* THINGS TO DO *
A) Name each distinct identifier containing an underscore that appears in the thread on improving CPython tracing performance, counting every name only once.
B) Pick up the thread on improving CPython tracing performance after its last sentence and keep writing it.

----- EXCERPT PROVIDED -----

As a note, the current implementation does allow debuggers to mutate frame
locals -- as long as they understand that they need to call `
PyFrame_LocalsToFast ` when doing such a change -- potentially using ctypes
(I'm just mentioning this because PEP 558 seems to imply this isn't
possible).

i.e.: Debuggers already *must* call ` PyFrame_LocalsToFast ` if locals from
a frame which is not the current frame are being mutated, so, as far as I
can see a debugger is already broken if it isn't doing that -- some years
ago I even thought about exposing it in the frame API:
https://bugs.python.org/issue1654367, but in the end accessing it through
the C-API through ctypes does get the job done, debugger authors just need
to be aware of it -- PyPy also has a counterpart mentioned in that issue.

I agree that having f_locals be a proxy that does everything transparently
would be better, but unfortunately I don't currently have the time
available to help there... in your opinion, just removing those calls as I
proposed (requiring that debuggers call `PyFrame_LocalsToFast`) would be
acceptable? If you think it is, I'll proceed on creating the PEP, otherwise
I'll probably just drop it until f_locals becomes a proxy (in which case
I'd expect the `PyFrame_FastToLocalsWithError` and `PyFrame_LocalsToFast`
to be removed in the same commit which converts f_locals to a proxy).

Cheers,

Fabio
Re: Improve CPython tracing performance [ In reply to ]
On Fri, 30 Oct 2020 at 20:52, Fabio Zadrozny <fabiofz@gmail.com> wrote:
> On Fri, Oct 30, 2020 at 7:02 AM Nick Coghlan <ncoghlan@gmail.com> wrote:
> As a note, the current implementation does allow debuggers to mutate frame locals -- as long as they understand that they need to call ` PyFrame_LocalsToFast ` when doing such a change -- potentially using ctypes (I'm just mentioning this because PEP 558 seems to imply this isn't possible).

If that's referring to the sentence that ends with ".. without even
reliably enabling the desired functionality of allowing debuggers like
pdb to mutate local variables.", the critical word there is
"reliably".

The existing API and implementation does allow you to change local
variables from trace functions (especially if you use ctypes to access
the C API rather than sticking solely to the Python level API), it
just also messes up your application state sometimes.

> i.e.: Debuggers already *must* call ` PyFrame_LocalsToFast ` if locals from a frame which is not the current frame are being mutated, so, as far as I can see a debugger is already broken if it isn't doing that -- some years ago I even thought about exposing it in the frame API: https://bugs.python.org/issue1654367, but in the end accessing it through the C-API through ctypes does get the job done, debugger authors just need to be aware of it -- PyPy also has a counterpart mentioned in that issue.

It isn't primarily debuggers that are a concern for backwards
compatibility, it's trace functions manipulating the state of the
frame being traced. In the current implementation, that feature relies
on those FastToLocals and LocalsToFast conversion calls to work.

----- GIVEN DATA -----

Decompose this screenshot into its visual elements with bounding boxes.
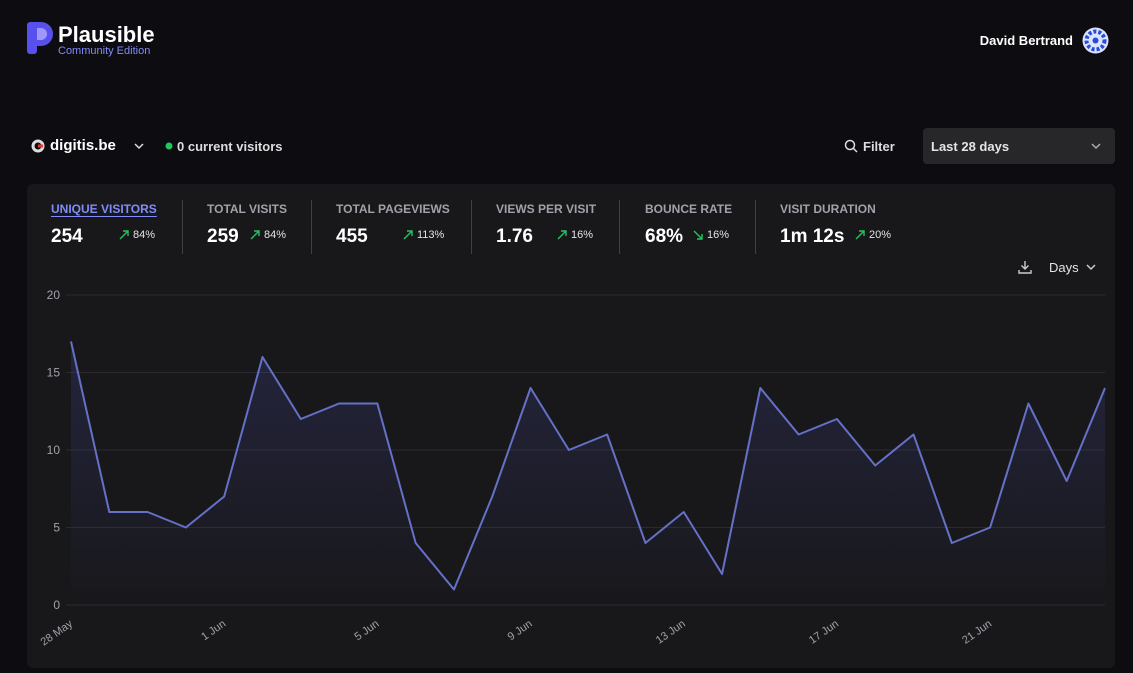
stat-divider bbox=[182, 200, 183, 254]
change-value: 113% bbox=[417, 229, 445, 241]
stat-change: 16% bbox=[557, 229, 593, 241]
stat-divider bbox=[471, 200, 472, 254]
change-arrow bbox=[403, 230, 413, 240]
stat-label[interactable]: BOUNCE RATE bbox=[645, 202, 733, 216]
x-tick-label: 17 Jun bbox=[807, 618, 841, 647]
area bbox=[71, 341, 1105, 605]
user-name[interactable]: David Bertrand bbox=[979, 33, 1073, 48]
stat-divider bbox=[311, 200, 312, 254]
y-tick-label: 0 bbox=[53, 598, 60, 612]
site-favicon bbox=[31, 139, 45, 153]
arrow-path bbox=[693, 230, 703, 240]
x-tick-label: 28 May bbox=[39, 618, 76, 649]
x-tick-label: 5 Jun bbox=[352, 618, 381, 643]
change-value: 16% bbox=[571, 229, 594, 241]
x-tick-label: 21 Jun bbox=[960, 618, 994, 647]
stat-label[interactable]: VIEWS PER VISIT bbox=[496, 202, 597, 216]
stat-divider bbox=[619, 200, 620, 254]
interval-select[interactable]: Days bbox=[1049, 260, 1079, 275]
change-value: 20% bbox=[869, 229, 892, 241]
search-icon[interactable] bbox=[844, 139, 858, 153]
stat-change: 113% bbox=[403, 229, 444, 241]
stat-value: 455 bbox=[336, 226, 368, 247]
x-tick-label: 1 Jun bbox=[199, 618, 228, 643]
change-value: 84% bbox=[264, 229, 287, 241]
change-arrow bbox=[119, 230, 129, 240]
arrow-path bbox=[403, 230, 413, 240]
interval-chevron[interactable] bbox=[1085, 262, 1097, 272]
change-arrow bbox=[693, 230, 703, 240]
change-value: 16% bbox=[707, 229, 730, 241]
period-label: Last 28 days bbox=[931, 139, 1010, 154]
y-tick-label: 15 bbox=[47, 366, 61, 380]
arrow-path bbox=[557, 230, 567, 240]
arrow-path bbox=[855, 230, 865, 240]
change-arrow bbox=[557, 230, 567, 240]
download-icon[interactable] bbox=[1018, 260, 1032, 274]
site-chevron[interactable] bbox=[133, 141, 145, 151]
stat-label[interactable]: TOTAL PAGEVIEWS bbox=[336, 202, 450, 216]
stat-value: 254 bbox=[51, 226, 83, 247]
period-chevron bbox=[1091, 143, 1101, 150]
stat-value: 259 bbox=[207, 226, 239, 247]
arrow-path bbox=[250, 230, 260, 240]
avatar[interactable] bbox=[1082, 27, 1109, 54]
stat-label[interactable]: UNIQUE VISITORS bbox=[51, 202, 157, 216]
stat-change: 16% bbox=[693, 229, 729, 241]
stat-change: 84% bbox=[119, 229, 155, 241]
site-domain[interactable]: digitis.be bbox=[50, 137, 116, 154]
line bbox=[70, 341, 1106, 591]
y-tick-label: 5 bbox=[53, 521, 60, 535]
live-dot bbox=[165, 142, 173, 150]
edition: Community Edition bbox=[58, 45, 151, 57]
stat-divider bbox=[755, 200, 756, 254]
x-tick-label: 13 Jun bbox=[654, 618, 688, 647]
change-arrow bbox=[855, 230, 865, 240]
change-arrow bbox=[250, 230, 260, 240]
filter-button[interactable]: Filter bbox=[863, 139, 895, 154]
logo bbox=[27, 22, 53, 54]
x-tick-label: 9 Jun bbox=[506, 618, 535, 643]
stat-label[interactable]: VISIT DURATION bbox=[780, 202, 876, 216]
stat-change: 84% bbox=[250, 229, 286, 241]
y-tick-label: 10 bbox=[47, 443, 61, 457]
stat-change: 20% bbox=[855, 229, 891, 241]
stat-value: 68% bbox=[645, 226, 684, 247]
stat-value: 1m 12s bbox=[780, 226, 845, 247]
change-value: 84% bbox=[133, 229, 156, 241]
stat-value: 1.76 bbox=[496, 226, 533, 247]
period-picker[interactable]: Last 28 days bbox=[923, 128, 1115, 164]
y-tick-label: 20 bbox=[47, 288, 61, 302]
stat-label[interactable]: TOTAL VISITS bbox=[207, 202, 288, 216]
brand: Plausible bbox=[58, 22, 155, 47]
arrow-path bbox=[119, 230, 129, 240]
current-visitors: 0 current visitors bbox=[177, 139, 283, 154]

-----

* TASK ANSWERS *
A) PyFrame_LocalsToFast, f_locals, PyFrame_FastToLocalsWithError

B)
> I agree that having f_locals be a proxy that does everything transparently would be better, but unfortunately I don't currently have the time available to help there... in your opinion, just removing those calls as I proposed (requiring that debuggers call `PyFrame_LocalsToFast`) would be acceptable? If you think it is, I'll proceed on creating the PEP, otherwise I'll probably just drop it until f_locals becomes a proxy (in which case I'd expect the `PyFrame_FastToLocalsWithError` and `PyFrame_LocalsToFast` to be removed in the same commit which converts f_locals to a proxy).

Checking the PR branch, the write-through proxy meant I was able to
get rid of the call to PyFrame_LocalsToFast, but I couldn't get rid of
the implicit snapshot refresh due to C API compatibility concerns:
https://github.com/python/cpython/pull/3640/files#diff-a3a5c73931235f7f344c072dc755d6508e13923db3f5d581c5e88652075871cb

Assuming the PEP is eventually accepted, though, then it would be
reasonable to subsequently deprecate that implicit refresh, and say
that any trace function calling such APIs needs to make its own call
to PyLocals_RefreshViews() first.

Cheers,
Nick.

--
Nick Coghlan | ncoghlan@gmail.com | Brisbane, Australia
_______________________________________________
Python-Dev mailing list -- python-dev@python.org
To unsubscribe send an email to python-dev-leave@python.org
https://mail.python.org/mailman3/lists/python-dev.python.org/
Message archived at https://mail.python.org/archives/list/python-dev@python.org/message/JS7NEH4KS5CX3PHO6RVYPHJPRWBVWLRW/
Code of Conduct: http://python.org/psf/codeofconduct/
Re: Improve CPython tracing performance [ In reply to ]
Le ven. 30 oct. 2020 à 11:02, Nick Coghlan <ncoghlan@gmail.com> a écrit :
> > Ok, I've created https://bugs.python.org/issue42197 to track it.
>
> Please also have a look at PEP 558 and its draft reference
> implementation at https://github.com/python/cpython/pull/3640

I don't think that the PEP 558 and bpo-42197 are incompatible.

Debuggers and profilers usually only care of specific frames or
function calls (ex: 10% of function calls or even a single function
call in a whole application). The problem is how to make them as
efficient as possible for "no operation" calls, when they don't care
about the current frame. Avoiding PyFrame_FastToLocalsWithError() to
enter the debugger/profile and avoiding PyFrame_LocalsToFast() on exit
sounds a simple and practical solution.

By the way, I created https://bugs.python.org/issue40421 to prepare
the C API to make the PyFrameObject structure opaque. Once it will be
opaque, we will have more freedom on the API exposed to inspect frame
locals.

IMO it's a good idea to require function calls to inspect frame
locals, and not let developers think that PyFrameObject.f_locals is
always up-to-date and can always be modified.

I dislike PyFrame_FastToLocalsWithError() and PyFrame_LocalsToFast()
names. Maybe we should have an even more "explicit" API. Example
(without error handling):
---
// Implementation: Call PyFrame_FastToLocalsWithError() and returns
PyFrameObject.f_locals
locals = PyFrame_GetLocals();

// ... the debugger modifies some local variables in 'locals' dict ...

// Implementation: Set PyFrameObject.f_locals and call PyFrame_LocalsToFast()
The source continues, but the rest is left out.